What is being asked: Set the data down again, exactly as it reads, but without the pictures.

Data records:
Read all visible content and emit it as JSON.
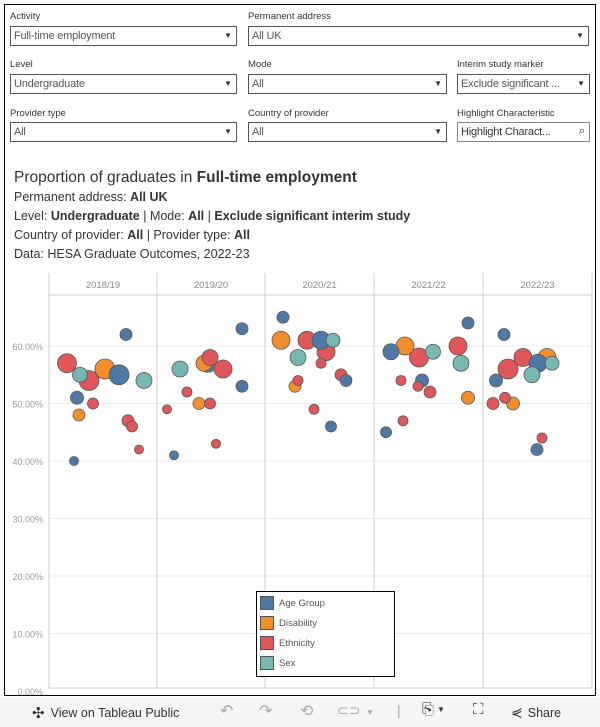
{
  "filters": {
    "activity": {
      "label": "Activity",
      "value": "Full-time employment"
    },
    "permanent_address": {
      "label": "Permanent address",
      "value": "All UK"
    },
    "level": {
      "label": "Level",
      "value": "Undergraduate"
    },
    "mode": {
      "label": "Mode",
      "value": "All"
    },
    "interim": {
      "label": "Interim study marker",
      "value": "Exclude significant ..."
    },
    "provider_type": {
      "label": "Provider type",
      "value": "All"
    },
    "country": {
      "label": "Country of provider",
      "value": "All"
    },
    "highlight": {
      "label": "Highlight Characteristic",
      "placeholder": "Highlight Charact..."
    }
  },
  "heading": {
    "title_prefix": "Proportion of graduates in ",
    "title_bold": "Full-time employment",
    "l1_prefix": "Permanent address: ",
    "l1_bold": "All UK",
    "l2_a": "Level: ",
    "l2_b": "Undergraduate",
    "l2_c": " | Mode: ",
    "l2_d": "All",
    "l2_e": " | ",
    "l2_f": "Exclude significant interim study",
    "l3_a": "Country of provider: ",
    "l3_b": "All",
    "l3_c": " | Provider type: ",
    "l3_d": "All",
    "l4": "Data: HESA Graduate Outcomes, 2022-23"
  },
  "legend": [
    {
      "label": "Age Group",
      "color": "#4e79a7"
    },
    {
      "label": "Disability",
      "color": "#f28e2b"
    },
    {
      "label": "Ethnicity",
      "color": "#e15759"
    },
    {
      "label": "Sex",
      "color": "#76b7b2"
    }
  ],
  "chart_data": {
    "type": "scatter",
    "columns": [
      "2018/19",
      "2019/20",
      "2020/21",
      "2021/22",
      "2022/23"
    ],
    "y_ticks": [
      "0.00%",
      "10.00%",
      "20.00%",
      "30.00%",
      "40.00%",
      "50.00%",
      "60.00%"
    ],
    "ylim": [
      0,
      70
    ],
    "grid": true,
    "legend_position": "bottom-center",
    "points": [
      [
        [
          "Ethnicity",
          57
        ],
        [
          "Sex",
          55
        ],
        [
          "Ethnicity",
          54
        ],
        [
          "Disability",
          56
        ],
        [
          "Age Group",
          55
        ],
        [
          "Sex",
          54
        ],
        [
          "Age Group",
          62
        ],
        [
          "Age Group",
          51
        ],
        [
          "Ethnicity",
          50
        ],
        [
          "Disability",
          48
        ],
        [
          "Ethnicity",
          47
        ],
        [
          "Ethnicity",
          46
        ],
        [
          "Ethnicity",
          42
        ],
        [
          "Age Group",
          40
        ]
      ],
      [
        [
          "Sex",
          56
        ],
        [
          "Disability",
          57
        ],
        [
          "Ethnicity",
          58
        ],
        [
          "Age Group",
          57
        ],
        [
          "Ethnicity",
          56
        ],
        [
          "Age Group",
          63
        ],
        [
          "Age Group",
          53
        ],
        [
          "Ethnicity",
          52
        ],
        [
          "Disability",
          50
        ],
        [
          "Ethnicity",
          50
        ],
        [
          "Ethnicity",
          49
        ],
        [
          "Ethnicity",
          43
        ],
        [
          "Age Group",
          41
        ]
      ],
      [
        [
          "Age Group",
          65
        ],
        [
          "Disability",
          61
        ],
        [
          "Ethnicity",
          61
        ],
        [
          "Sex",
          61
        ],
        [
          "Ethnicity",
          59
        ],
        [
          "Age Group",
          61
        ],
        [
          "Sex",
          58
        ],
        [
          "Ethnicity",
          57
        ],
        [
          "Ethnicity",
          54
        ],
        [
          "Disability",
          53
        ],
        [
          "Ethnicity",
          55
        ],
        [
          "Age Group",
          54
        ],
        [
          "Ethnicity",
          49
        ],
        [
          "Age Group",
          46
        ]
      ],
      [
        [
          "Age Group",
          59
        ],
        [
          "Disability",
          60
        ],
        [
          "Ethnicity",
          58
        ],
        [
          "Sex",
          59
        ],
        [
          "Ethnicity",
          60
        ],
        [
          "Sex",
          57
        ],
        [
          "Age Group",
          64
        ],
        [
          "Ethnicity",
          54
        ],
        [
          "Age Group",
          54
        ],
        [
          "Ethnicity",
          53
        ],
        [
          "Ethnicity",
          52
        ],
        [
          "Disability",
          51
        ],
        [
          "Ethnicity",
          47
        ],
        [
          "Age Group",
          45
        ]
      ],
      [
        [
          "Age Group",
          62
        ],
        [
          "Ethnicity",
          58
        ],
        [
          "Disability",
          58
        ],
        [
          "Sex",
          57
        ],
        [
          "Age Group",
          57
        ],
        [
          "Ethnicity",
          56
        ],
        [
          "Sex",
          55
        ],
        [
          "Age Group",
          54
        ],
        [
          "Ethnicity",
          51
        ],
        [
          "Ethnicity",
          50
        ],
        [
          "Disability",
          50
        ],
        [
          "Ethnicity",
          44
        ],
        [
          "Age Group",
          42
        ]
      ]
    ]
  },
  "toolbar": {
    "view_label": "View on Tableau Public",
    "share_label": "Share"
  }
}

Solution to this task:
Read all visible content and emit it as JSON.
{
  "filters": {
    "activity": {
      "label": "Activity",
      "value": "Full-time employment"
    },
    "permanent_address": {
      "label": "Permanent address",
      "value": "All UK"
    },
    "level": {
      "label": "Level",
      "value": "Undergraduate"
    },
    "mode": {
      "label": "Mode",
      "value": "All"
    },
    "interim": {
      "label": "Interim study marker",
      "value": "Exclude significant ..."
    },
    "provider_type": {
      "label": "Provider type",
      "value": "All"
    },
    "country": {
      "label": "Country of provider",
      "value": "All"
    },
    "highlight": {
      "label": "Highlight Characteristic",
      "placeholder": "Highlight Charact..."
    }
  },
  "heading": {
    "title_prefix": "Proportion of graduates in ",
    "title_bold": "Full-time employment",
    "l1_prefix": "Permanent address: ",
    "l1_bold": "All UK",
    "l2_a": "Level: ",
    "l2_b": "Undergraduate",
    "l2_c": " | Mode: ",
    "l2_d": "All",
    "l2_e": " | ",
    "l2_f": "Exclude significant interim study",
    "l3_a": "Country of provider: ",
    "l3_b": "All",
    "l3_c": " | Provider type: ",
    "l3_d": "All",
    "l4": "Data: HESA Graduate Outcomes, 2022-23"
  },
  "legend": [
    {
      "label": "Age Group",
      "color": "#4e79a7"
    },
    {
      "label": "Disability",
      "color": "#f28e2b"
    },
    {
      "label": "Ethnicity",
      "color": "#e15759"
    },
    {
      "label": "Sex",
      "color": "#76b7b2"
    }
  ],
  "chart_data": {
    "type": "scatter",
    "columns": [
      "2018/19",
      "2019/20",
      "2020/21",
      "2021/22",
      "2022/23"
    ],
    "y_ticks": [
      "0.00%",
      "10.00%",
      "20.00%",
      "30.00%",
      "40.00%",
      "50.00%",
      "60.00%"
    ],
    "ylim": [
      0,
      70
    ],
    "grid": true,
    "legend_position": "bottom-center",
    "points": [
      [
        [
          "Ethnicity",
          57
        ],
        [
          "Sex",
          55
        ],
        [
          "Ethnicity",
          54
        ],
        [
          "Disability",
          56
        ],
        [
          "Age Group",
          55
        ],
        [
          "Sex",
          54
        ],
        [
          "Age Group",
          62
        ],
        [
          "Age Group",
          51
        ],
        [
          "Ethnicity",
          50
        ],
        [
          "Disability",
          48
        ],
        [
          "Ethnicity",
          47
        ],
        [
          "Ethnicity",
          46
        ],
        [
          "Ethnicity",
          42
        ],
        [
          "Age Group",
          40
        ]
      ],
      [
        [
          "Sex",
          56
        ],
        [
          "Disability",
          57
        ],
        [
          "Ethnicity",
          58
        ],
        [
          "Age Group",
          57
        ],
        [
          "Ethnicity",
          56
        ],
        [
          "Age Group",
          63
        ],
        [
          "Age Group",
          53
        ],
        [
          "Ethnicity",
          52
        ],
        [
          "Disability",
          50
        ],
        [
          "Ethnicity",
          50
        ],
        [
          "Ethnicity",
          49
        ],
        [
          "Ethnicity",
          43
        ],
        [
          "Age Group",
          41
        ]
      ],
      [
        [
          "Age Group",
          65
        ],
        [
          "Disability",
          61
        ],
        [
          "Ethnicity",
          61
        ],
        [
          "Sex",
          61
        ],
        [
          "Ethnicity",
          59
        ],
        [
          "Age Group",
          61
        ],
        [
          "Sex",
          58
        ],
        [
          "Ethnicity",
          57
        ],
        [
          "Ethnicity",
          54
        ],
        [
          "Disability",
          53
        ],
        [
          "Ethnicity",
          55
        ],
        [
          "Age Group",
          54
        ],
        [
          "Ethnicity",
          49
        ],
        [
          "Age Group",
          46
        ]
      ],
      [
        [
          "Age Group",
          59
        ],
        [
          "Disability",
          60
        ],
        [
          "Ethnicity",
          58
        ],
        [
          "Sex",
          59
        ],
        [
          "Ethnicity",
          60
        ],
        [
          "Sex",
          57
        ],
        [
          "Age Group",
          64
        ],
        [
          "Ethnicity",
          54
        ],
        [
          "Age Group",
          54
        ],
        [
          "Ethnicity",
          53
        ],
        [
          "Ethnicity",
          52
        ],
        [
          "Disability",
          51
        ],
        [
          "Ethnicity",
          47
        ],
        [
          "Age Group",
          45
        ]
      ],
      [
        [
          "Age Group",
          62
        ],
        [
          "Ethnicity",
          58
        ],
        [
          "Disability",
          58
        ],
        [
          "Sex",
          57
        ],
        [
          "Age Group",
          57
        ],
        [
          "Ethnicity",
          56
        ],
        [
          "Sex",
          55
        ],
        [
          "Age Group",
          54
        ],
        [
          "Ethnicity",
          51
        ],
        [
          "Ethnicity",
          50
        ],
        [
          "Disability",
          50
        ],
        [
          "Ethnicity",
          44
        ],
        [
          "Age Group",
          42
        ]
      ]
    ]
  },
  "toolbar": {
    "view_label": "View on Tableau Public",
    "share_label": "Share"
  }
}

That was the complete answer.